THE PROBLEM: Could you convert every line of the material below into a Markdown table, with the row number in a "Row" column and the line itself in a "Line" column, leaving out any blank lines?
━━━ INPUT ROWS
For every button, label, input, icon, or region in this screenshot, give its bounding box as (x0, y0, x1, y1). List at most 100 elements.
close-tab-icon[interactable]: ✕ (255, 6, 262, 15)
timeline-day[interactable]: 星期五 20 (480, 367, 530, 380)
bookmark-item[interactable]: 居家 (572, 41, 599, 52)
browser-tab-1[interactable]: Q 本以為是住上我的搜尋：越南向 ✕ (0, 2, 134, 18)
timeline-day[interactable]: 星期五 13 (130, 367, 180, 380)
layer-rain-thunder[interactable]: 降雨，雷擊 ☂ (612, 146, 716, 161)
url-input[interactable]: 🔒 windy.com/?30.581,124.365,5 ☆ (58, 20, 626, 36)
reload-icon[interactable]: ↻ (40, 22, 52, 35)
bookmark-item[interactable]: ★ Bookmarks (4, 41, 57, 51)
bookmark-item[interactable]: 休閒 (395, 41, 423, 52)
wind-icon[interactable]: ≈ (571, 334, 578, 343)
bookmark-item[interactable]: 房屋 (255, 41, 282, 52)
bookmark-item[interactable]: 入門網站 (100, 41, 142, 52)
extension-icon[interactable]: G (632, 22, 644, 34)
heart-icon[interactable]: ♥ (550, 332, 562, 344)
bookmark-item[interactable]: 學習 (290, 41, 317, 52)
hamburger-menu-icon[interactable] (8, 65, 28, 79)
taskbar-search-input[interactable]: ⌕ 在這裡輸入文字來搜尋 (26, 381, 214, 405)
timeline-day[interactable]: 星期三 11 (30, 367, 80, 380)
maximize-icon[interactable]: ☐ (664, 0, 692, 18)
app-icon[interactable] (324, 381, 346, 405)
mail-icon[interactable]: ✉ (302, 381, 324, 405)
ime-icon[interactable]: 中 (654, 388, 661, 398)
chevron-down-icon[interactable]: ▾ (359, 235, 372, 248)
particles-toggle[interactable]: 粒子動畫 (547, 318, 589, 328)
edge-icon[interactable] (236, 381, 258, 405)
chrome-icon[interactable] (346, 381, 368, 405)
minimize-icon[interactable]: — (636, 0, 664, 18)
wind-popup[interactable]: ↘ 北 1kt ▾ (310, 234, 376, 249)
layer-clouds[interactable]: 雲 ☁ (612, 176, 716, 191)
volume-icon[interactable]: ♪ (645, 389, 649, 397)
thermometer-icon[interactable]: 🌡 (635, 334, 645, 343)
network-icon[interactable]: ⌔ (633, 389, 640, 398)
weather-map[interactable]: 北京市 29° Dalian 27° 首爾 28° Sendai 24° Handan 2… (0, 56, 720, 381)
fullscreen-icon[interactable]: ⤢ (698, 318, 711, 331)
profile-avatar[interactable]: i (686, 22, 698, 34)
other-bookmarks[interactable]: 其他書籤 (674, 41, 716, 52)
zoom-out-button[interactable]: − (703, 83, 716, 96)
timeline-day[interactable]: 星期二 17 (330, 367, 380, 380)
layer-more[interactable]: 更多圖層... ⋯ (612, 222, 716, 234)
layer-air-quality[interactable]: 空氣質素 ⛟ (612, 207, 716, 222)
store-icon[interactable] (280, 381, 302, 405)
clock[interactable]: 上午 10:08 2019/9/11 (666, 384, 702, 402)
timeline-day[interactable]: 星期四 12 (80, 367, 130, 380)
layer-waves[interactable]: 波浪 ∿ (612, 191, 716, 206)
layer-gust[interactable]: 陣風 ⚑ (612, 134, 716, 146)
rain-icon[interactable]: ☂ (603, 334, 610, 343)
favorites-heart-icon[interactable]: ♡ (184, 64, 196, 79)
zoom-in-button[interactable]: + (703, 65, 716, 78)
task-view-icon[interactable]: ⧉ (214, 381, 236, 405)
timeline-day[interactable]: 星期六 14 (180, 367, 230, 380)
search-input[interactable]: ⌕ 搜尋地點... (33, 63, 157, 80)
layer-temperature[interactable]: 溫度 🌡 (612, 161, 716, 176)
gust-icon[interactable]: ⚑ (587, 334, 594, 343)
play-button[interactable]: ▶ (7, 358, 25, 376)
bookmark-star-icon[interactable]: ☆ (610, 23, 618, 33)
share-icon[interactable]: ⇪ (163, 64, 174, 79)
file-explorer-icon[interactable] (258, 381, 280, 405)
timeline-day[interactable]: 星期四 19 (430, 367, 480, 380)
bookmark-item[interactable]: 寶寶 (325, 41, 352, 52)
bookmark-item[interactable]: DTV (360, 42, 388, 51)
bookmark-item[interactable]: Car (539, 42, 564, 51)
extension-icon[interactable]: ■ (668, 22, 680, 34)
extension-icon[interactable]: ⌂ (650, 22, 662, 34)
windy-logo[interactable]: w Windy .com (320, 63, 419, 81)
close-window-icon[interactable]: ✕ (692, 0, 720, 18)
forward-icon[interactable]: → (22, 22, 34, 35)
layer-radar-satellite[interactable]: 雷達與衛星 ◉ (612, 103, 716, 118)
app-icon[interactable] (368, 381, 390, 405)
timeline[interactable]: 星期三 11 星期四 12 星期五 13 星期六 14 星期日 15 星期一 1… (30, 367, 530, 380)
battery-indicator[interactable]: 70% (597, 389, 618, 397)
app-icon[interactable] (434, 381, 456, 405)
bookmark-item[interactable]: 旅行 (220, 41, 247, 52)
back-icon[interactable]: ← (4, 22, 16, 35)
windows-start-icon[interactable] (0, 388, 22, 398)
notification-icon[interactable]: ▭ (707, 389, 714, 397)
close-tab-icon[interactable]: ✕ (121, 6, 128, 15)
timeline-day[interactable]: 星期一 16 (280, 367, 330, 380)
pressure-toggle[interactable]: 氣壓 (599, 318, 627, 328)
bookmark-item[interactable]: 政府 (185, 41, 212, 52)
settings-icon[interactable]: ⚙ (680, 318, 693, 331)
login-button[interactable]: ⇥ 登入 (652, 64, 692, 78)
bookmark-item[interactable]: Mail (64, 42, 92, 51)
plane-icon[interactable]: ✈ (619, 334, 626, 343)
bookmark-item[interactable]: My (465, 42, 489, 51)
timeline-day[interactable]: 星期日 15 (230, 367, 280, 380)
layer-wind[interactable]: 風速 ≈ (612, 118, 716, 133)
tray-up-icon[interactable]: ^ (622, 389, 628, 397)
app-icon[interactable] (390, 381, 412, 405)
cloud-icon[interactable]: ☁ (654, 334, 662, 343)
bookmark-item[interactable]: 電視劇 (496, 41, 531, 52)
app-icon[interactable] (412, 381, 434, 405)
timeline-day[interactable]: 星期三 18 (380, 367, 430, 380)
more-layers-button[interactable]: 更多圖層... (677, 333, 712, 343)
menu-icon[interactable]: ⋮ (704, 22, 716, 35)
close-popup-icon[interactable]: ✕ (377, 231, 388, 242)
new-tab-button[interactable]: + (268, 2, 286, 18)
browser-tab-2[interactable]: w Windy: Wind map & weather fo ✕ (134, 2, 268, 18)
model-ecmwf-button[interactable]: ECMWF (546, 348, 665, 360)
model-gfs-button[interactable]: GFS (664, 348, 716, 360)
━━━━━━
EXERCISE RESPONSE:
| Row | Line |
|---|---|
| 1 | For every button, label, input, icon, or region in this screenshot, give its bounding box as (x0, y0, x1, y1). List at most 100 elements. |
| 2 | close-tab-icon[interactable]: ✕ (255, 6, 262, 15) |
| 3 | timeline-day[interactable]: 星期五 20 (480, 367, 530, 380) |
| 4 | bookmark-item[interactable]: 居家 (572, 41, 599, 52) |
| 5 | browser-tab-1[interactable]: Q 本以為是住上我的搜尋：越南向 ✕ (0, 2, 134, 18) |
| 6 | timeline-day[interactable]: 星期五 13 (130, 367, 180, 380) |
| 7 | layer-rain-thunder[interactable]: 降雨，雷擊 ☂ (612, 146, 716, 161) |
| 8 | url-input[interactable]: 🔒 windy.com/?30.581,124.365,5 ☆ (58, 20, 626, 36) |
| 9 | reload-icon[interactable]: ↻ (40, 22, 52, 35) |
| 10 | bookmark-item[interactable]: ★ Bookmarks (4, 41, 57, 51) |
| 11 | bookmark-item[interactable]: 休閒 (395, 41, 423, 52) |
| 12 | wind-icon[interactable]: ≈ (571, 334, 578, 343) |
| 13 | bookmark-item[interactable]: 房屋 (255, 41, 282, 52) |
| 14 | bookmark-item[interactable]: 入門網站 (100, 41, 142, 52) |
| 15 | extension-icon[interactable]: G (632, 22, 644, 34) |
| 16 | heart-icon[interactable]: ♥ (550, 332, 562, 344) |
| 17 | bookmark-item[interactable]: 學習 (290, 41, 317, 52) |
| 18 | hamburger-menu-icon[interactable] (8, 65, 28, 79) |
| 19 | taskbar-search-input[interactable]: ⌕ 在這裡輸入文字來搜尋 (26, 381, 214, 405) |
| 20 | timeline-day[interactable]: 星期三 11 (30, 367, 80, 380) |
| 21 | maximize-icon[interactable]: ☐ (664, 0, 692, 18) |
| 22 | app-icon[interactable] (324, 381, 346, 405) |
| 23 | mail-icon[interactable]: ✉ (302, 381, 324, 405) |
| 24 | ime-icon[interactable]: 中 (654, 388, 661, 398) |
| 25 | chevron-down-icon[interactable]: ▾ (359, 235, 372, 248) |
| 26 | particles-toggle[interactable]: 粒子動畫 (547, 318, 589, 328) |
| 27 | edge-icon[interactable] (236, 381, 258, 405) |
| 28 | chrome-icon[interactable] (346, 381, 368, 405) |
| 29 | minimize-icon[interactable]: — (636, 0, 664, 18) |
| 30 | wind-popup[interactable]: ↘ 北 1kt ▾ (310, 234, 376, 249) |
| 31 | layer-clouds[interactable]: 雲 ☁ (612, 176, 716, 191) |
| 32 | volume-icon[interactable]: ♪ (645, 389, 649, 397) |
| 33 | thermometer-icon[interactable]: 🌡 (635, 334, 645, 343) |
| 34 | network-icon[interactable]: ⌔ (633, 389, 640, 398) |
| 35 | weather-map[interactable]: 北京市 29° Dalian 27° 首爾 28° Sendai 24° Handan 2… (0, 56, 720, 381) |
| 36 | fullscreen-icon[interactable]: ⤢ (698, 318, 711, 331) |
| 37 | profile-avatar[interactable]: i (686, 22, 698, 34) |
| 38 | other-bookmarks[interactable]: 其他書籤 (674, 41, 716, 52) |
| 39 | zoom-out-button[interactable]: − (703, 83, 716, 96) |
| 40 | timeline-day[interactable]: 星期二 17 (330, 367, 380, 380) |
| 41 | layer-more[interactable]: 更多圖層... ⋯ (612, 222, 716, 234) |
| 42 | layer-air-quality[interactable]: 空氣質素 ⛟ (612, 207, 716, 222) |
| 43 | store-icon[interactable] (280, 381, 302, 405) |
| 44 | clock[interactable]: 上午 10:08 2019/9/11 (666, 384, 702, 402) |
| 45 | timeline-day[interactable]: 星期四 12 (80, 367, 130, 380) |
| 46 | layer-waves[interactable]: 波浪 ∿ (612, 191, 716, 206) |
| 47 | layer-gust[interactable]: 陣風 ⚑ (612, 134, 716, 146) |
| 48 | rain-icon[interactable]: ☂ (603, 334, 610, 343) |
| 49 | favorites-heart-icon[interactable]: ♡ (184, 64, 196, 79) |
| 50 | zoom-in-button[interactable]: + (703, 65, 716, 78) |
| 51 | task-view-icon[interactable]: ⧉ (214, 381, 236, 405) |
| 52 | timeline-day[interactable]: 星期六 14 (180, 367, 230, 380) |
| 53 | search-input[interactable]: ⌕ 搜尋地點... (33, 63, 157, 80) |
| 54 | layer-temperature[interactable]: 溫度 🌡 (612, 161, 716, 176) |
| 55 | gust-icon[interactable]: ⚑ (587, 334, 594, 343) |
| 56 | play-button[interactable]: ▶ (7, 358, 25, 376) |
| 57 | bookmark-star-icon[interactable]: ☆ (610, 23, 618, 33) |
| 58 | share-icon[interactable]: ⇪ (163, 64, 174, 79) |
| 59 | file-explorer-icon[interactable] (258, 381, 280, 405) |
| 60 | timeline-day[interactable]: 星期四 19 (430, 367, 480, 380) |
| 61 | bookmark-item[interactable]: 寶寶 (325, 41, 352, 52) |
| 62 | bookmark-item[interactable]: DTV (360, 42, 388, 51) |
| 63 | bookmark-item[interactable]: Car (539, 42, 564, 51) |
| 64 | extension-icon[interactable]: ■ (668, 22, 680, 34) |
| 65 | extension-icon[interactable]: ⌂ (650, 22, 662, 34) |
| 66 | windy-logo[interactable]: w Windy .com (320, 63, 419, 81) |
| 67 | close-window-icon[interactable]: ✕ (692, 0, 720, 18) |
| 68 | forward-icon[interactable]: → (22, 22, 34, 35) |
| 69 | layer-radar-satellite[interactable]: 雷達與衛星 ◉ (612, 103, 716, 118) |
| 70 | app-icon[interactable] (368, 381, 390, 405) |
| 71 | timeline[interactable]: 星期三 11 星期四 12 星期五 13 星期六 14 星期日 15 星期一 1… (30, 367, 530, 380) |
| 72 | battery-indicator[interactable]: 70% (597, 389, 618, 397) |
| 73 | app-icon[interactable] (434, 381, 456, 405) |
| 74 | bookmark-item[interactable]: 旅行 (220, 41, 247, 52) |
| 75 | back-icon[interactable]: ← (4, 22, 16, 35) |
| 76 | windows-start-icon[interactable] (0, 388, 22, 398) |
| 77 | notification-icon[interactable]: ▭ (707, 389, 714, 397) |
| 78 | close-tab-icon[interactable]: ✕ (121, 6, 128, 15) |
| 79 | timeline-day[interactable]: 星期一 16 (280, 367, 330, 380) |
| 80 | pressure-toggle[interactable]: 氣壓 (599, 318, 627, 328) |
| 81 | bookmark-item[interactable]: 政府 (185, 41, 212, 52) |
| 82 | settings-icon[interactable]: ⚙ (680, 318, 693, 331) |
| 83 | login-button[interactable]: ⇥ 登入 (652, 64, 692, 78) |
| 84 | bookmark-item[interactable]: Mail (64, 42, 92, 51) |
| 85 | plane-icon[interactable]: ✈ (619, 334, 626, 343) |
| 86 | bookmark-item[interactable]: My (465, 42, 489, 51) |
| 87 | timeline-day[interactable]: 星期日 15 (230, 367, 280, 380) |
| 88 | layer-wind[interactable]: 風速 ≈ (612, 118, 716, 133) |
| 89 | tray-up-icon[interactable]: ^ (622, 389, 628, 397) |
| 90 | app-icon[interactable] (390, 381, 412, 405) |
| 91 | cloud-icon[interactable]: ☁ (654, 334, 662, 343) |
| 92 | bookmark-item[interactable]: 電視劇 (496, 41, 531, 52) |
| 93 | app-icon[interactable] (412, 381, 434, 405) |
| 94 | timeline-day[interactable]: 星期三 18 (380, 367, 430, 380) |
| 95 | more-layers-button[interactable]: 更多圖層... (677, 333, 712, 343) |
| 96 | menu-icon[interactable]: ⋮ (704, 22, 716, 35) |
| 97 | close-popup-icon[interactable]: ✕ (377, 231, 388, 242) |
| 98 | new-tab-button[interactable]: + (268, 2, 286, 18) |
| 99 | browser-tab-2[interactable]: w Windy: Wind map & weather fo ✕ (134, 2, 268, 18) |
| 100 | model-ecmwf-button[interactable]: ECMWF (546, 348, 665, 360) |
| 101 | model-gfs-button[interactable]: GFS (664, 348, 716, 360) |